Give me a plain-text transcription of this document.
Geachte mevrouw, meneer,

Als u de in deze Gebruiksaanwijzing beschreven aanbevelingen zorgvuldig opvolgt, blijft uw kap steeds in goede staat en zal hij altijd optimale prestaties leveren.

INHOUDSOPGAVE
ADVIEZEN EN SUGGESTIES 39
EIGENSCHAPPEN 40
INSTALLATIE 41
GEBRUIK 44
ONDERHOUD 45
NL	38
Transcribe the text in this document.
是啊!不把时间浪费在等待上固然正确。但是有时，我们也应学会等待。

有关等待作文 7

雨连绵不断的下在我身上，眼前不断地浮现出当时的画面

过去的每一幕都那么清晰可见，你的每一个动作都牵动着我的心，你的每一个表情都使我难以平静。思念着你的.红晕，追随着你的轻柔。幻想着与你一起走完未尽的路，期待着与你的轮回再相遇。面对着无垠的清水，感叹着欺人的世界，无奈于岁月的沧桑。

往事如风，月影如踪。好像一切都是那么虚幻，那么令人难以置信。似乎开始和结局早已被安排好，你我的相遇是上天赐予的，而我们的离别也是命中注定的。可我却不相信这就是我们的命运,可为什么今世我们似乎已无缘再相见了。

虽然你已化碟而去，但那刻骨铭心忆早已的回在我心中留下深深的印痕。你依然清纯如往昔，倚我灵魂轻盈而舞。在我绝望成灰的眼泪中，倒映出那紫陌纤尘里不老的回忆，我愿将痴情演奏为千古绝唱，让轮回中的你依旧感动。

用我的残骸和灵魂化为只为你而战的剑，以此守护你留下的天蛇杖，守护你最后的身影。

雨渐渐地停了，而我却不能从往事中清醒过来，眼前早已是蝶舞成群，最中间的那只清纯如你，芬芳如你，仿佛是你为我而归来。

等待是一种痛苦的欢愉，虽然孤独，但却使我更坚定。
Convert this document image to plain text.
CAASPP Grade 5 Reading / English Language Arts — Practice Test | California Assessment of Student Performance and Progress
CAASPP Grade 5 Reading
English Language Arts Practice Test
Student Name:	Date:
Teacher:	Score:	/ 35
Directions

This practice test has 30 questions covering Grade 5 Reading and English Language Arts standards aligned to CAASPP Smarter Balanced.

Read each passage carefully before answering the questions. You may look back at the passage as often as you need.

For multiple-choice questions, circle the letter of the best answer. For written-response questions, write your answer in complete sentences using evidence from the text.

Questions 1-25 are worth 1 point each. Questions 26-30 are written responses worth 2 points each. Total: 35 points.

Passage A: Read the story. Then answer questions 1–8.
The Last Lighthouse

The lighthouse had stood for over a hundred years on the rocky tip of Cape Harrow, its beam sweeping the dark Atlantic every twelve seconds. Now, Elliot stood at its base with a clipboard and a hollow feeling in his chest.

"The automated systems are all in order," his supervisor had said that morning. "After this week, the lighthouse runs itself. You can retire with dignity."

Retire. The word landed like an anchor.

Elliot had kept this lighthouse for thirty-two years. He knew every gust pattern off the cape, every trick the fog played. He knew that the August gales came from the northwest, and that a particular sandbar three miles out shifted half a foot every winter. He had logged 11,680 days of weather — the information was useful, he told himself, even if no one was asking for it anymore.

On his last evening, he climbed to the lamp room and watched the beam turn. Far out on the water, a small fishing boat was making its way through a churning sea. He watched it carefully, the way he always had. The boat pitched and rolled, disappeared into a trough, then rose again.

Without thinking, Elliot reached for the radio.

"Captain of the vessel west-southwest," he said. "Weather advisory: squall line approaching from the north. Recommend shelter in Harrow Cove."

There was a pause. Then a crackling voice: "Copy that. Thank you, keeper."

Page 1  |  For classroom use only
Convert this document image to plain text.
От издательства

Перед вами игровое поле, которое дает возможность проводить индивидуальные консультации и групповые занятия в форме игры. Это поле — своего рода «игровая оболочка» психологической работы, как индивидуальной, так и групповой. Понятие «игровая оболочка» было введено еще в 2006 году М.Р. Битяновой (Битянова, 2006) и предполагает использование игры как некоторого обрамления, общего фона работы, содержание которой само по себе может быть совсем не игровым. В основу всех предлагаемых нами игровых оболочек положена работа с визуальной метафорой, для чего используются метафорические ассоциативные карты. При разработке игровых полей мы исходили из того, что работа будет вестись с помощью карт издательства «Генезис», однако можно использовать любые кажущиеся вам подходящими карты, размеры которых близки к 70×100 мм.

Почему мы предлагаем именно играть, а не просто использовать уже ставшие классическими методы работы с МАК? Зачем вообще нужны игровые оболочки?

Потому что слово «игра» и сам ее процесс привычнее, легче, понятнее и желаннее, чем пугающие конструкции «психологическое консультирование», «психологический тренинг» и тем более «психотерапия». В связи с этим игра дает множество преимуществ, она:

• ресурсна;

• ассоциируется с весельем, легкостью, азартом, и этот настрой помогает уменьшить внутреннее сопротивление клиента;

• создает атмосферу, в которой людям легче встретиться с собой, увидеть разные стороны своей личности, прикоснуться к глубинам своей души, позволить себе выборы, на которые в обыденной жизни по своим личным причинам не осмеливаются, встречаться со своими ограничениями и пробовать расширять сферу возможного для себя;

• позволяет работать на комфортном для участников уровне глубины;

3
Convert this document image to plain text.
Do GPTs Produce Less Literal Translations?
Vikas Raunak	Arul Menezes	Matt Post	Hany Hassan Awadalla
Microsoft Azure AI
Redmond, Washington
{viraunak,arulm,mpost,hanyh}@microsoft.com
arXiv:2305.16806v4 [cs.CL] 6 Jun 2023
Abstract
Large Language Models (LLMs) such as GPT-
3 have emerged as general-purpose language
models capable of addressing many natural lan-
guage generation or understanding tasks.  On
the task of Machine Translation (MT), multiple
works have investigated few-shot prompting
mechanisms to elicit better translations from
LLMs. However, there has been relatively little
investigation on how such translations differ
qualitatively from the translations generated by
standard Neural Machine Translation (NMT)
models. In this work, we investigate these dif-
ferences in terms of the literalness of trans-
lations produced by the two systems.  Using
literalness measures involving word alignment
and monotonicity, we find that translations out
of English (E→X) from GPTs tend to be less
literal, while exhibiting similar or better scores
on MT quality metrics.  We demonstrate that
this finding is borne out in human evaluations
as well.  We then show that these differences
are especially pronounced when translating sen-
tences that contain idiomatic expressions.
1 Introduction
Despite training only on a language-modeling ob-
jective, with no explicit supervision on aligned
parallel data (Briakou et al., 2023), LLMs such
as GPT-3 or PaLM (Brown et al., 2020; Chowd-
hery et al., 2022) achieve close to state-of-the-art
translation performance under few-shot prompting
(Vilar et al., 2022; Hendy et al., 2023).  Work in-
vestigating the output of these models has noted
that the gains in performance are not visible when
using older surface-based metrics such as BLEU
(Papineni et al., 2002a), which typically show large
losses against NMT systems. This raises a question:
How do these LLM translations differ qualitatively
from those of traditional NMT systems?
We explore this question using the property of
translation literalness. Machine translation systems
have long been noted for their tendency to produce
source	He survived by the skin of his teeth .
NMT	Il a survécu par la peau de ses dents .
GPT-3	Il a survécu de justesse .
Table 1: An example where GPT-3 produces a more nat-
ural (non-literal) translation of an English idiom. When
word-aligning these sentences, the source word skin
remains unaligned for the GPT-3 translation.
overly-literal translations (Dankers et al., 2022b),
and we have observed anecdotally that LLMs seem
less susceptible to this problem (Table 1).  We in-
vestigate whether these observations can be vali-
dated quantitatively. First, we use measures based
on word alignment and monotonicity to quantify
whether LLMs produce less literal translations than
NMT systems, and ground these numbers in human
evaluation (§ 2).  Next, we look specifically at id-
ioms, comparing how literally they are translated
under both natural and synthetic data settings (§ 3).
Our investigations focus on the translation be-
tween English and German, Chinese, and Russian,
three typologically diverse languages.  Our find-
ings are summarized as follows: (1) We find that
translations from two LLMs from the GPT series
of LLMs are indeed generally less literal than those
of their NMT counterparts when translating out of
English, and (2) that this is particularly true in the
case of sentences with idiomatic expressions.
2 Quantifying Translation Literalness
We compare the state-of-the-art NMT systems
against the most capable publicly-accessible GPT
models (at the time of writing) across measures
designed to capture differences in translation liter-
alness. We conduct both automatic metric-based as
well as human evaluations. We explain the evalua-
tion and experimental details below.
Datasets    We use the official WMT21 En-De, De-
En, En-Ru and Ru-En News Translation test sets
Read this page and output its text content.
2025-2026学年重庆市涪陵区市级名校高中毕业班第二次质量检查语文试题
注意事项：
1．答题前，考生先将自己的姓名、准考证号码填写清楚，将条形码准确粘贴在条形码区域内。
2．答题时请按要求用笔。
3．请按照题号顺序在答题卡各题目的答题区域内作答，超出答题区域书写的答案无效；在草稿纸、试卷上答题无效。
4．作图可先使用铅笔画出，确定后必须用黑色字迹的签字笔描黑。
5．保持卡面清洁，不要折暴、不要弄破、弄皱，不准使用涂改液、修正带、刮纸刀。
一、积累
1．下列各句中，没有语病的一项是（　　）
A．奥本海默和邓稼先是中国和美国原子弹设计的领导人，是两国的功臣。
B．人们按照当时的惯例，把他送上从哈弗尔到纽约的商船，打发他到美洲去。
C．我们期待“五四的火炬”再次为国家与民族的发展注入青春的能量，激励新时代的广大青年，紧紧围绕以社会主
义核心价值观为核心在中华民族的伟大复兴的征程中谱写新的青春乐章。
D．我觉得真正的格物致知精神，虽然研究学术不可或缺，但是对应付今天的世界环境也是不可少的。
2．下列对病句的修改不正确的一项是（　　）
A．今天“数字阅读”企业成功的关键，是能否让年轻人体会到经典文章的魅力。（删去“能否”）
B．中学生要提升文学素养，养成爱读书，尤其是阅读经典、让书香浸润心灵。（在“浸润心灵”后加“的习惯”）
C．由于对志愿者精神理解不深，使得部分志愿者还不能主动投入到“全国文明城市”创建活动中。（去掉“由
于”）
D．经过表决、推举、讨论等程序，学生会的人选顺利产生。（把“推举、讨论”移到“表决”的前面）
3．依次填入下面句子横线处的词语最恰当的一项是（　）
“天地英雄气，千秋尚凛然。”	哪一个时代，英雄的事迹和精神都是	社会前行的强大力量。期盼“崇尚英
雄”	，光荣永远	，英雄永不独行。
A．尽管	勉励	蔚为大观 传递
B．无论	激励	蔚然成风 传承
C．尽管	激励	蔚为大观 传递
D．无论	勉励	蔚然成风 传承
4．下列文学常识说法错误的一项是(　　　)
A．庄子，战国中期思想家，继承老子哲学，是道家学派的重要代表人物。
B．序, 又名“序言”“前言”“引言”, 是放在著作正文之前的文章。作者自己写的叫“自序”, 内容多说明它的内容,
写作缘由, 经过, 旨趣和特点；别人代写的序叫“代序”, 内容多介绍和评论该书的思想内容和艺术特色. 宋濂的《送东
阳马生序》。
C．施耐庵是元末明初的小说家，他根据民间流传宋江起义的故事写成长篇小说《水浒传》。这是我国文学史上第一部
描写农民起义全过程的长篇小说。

================

● **Stated goal**: Give the number of lines in the data that contain "издательства", with no other words.

● **Output of the exercise**: 2